From the entries that follow, extract each line holding the string "главной".

THE DATA.
○ ○ ○ ○ ○ ○ ○

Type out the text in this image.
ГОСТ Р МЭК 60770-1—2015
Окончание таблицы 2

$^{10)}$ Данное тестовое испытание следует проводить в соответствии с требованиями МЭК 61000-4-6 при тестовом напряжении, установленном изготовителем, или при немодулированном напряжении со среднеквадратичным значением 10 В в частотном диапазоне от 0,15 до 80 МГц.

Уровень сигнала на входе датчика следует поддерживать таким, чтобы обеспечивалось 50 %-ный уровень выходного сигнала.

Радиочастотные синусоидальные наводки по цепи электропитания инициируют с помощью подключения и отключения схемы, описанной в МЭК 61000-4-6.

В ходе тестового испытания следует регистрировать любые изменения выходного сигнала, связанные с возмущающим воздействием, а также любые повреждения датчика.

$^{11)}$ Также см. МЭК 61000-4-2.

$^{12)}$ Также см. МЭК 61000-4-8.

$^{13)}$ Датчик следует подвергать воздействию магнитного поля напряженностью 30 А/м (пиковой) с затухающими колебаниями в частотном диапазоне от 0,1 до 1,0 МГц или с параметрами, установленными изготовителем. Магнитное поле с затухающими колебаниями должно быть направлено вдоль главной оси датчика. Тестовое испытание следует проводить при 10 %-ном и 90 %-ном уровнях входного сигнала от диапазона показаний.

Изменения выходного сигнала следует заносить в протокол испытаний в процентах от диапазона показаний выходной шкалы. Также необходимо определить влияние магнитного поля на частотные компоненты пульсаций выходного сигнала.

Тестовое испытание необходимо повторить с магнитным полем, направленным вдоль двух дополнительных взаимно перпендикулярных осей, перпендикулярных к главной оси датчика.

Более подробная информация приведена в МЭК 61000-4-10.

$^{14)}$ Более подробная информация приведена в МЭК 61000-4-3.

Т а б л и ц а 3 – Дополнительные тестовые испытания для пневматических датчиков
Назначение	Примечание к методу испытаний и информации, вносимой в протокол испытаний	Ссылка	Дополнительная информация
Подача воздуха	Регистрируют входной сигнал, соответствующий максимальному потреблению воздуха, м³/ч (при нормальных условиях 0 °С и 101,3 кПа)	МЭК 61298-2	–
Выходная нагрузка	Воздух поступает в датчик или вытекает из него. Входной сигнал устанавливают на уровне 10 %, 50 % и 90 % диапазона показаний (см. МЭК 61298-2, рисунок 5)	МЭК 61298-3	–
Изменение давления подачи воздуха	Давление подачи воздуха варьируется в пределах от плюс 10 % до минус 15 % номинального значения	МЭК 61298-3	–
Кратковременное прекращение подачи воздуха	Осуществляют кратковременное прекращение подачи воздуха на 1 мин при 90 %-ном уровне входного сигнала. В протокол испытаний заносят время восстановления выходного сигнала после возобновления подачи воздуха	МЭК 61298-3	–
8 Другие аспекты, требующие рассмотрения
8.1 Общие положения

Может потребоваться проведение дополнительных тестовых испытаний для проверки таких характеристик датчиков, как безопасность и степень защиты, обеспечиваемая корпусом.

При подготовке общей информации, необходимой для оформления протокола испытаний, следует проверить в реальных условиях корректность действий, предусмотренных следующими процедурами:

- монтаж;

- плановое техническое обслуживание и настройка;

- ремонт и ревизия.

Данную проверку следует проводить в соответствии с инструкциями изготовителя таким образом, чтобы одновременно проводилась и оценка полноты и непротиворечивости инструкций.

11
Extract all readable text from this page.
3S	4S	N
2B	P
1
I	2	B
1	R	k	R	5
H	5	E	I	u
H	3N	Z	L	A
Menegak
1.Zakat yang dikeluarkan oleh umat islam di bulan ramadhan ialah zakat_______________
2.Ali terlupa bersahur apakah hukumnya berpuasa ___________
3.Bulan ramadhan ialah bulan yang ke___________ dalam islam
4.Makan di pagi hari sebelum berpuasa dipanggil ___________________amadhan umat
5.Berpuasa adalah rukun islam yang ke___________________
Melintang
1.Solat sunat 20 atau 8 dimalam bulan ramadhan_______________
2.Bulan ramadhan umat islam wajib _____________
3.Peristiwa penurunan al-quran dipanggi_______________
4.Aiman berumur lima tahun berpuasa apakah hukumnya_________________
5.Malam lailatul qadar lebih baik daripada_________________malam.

○ ○ ○ ○ ○ ○ ○

COMPLETED EXERCISE.
$^{13)}$ Датчик следует подвергать воздействию магнитного поля напряженностью 30 А/м (пиковой) с затухающими колебаниями в частотном диапазоне от 0,1 до 1,0 МГц или с параметрами, установленными изготовителем. Магнитное поле с затухающими колебаниями должно быть направлено вдоль главной оси датчика. Тестовое испытание следует проводить при 10 %-ном и 90 %-ном уровнях входного сигнала от диапазона показаний.
Тестовое испытание необходимо повторить с магнитным полем, направленным вдоль двух дополнительных взаимно перпендикулярных осей, перпендикулярных к главной оси датчика.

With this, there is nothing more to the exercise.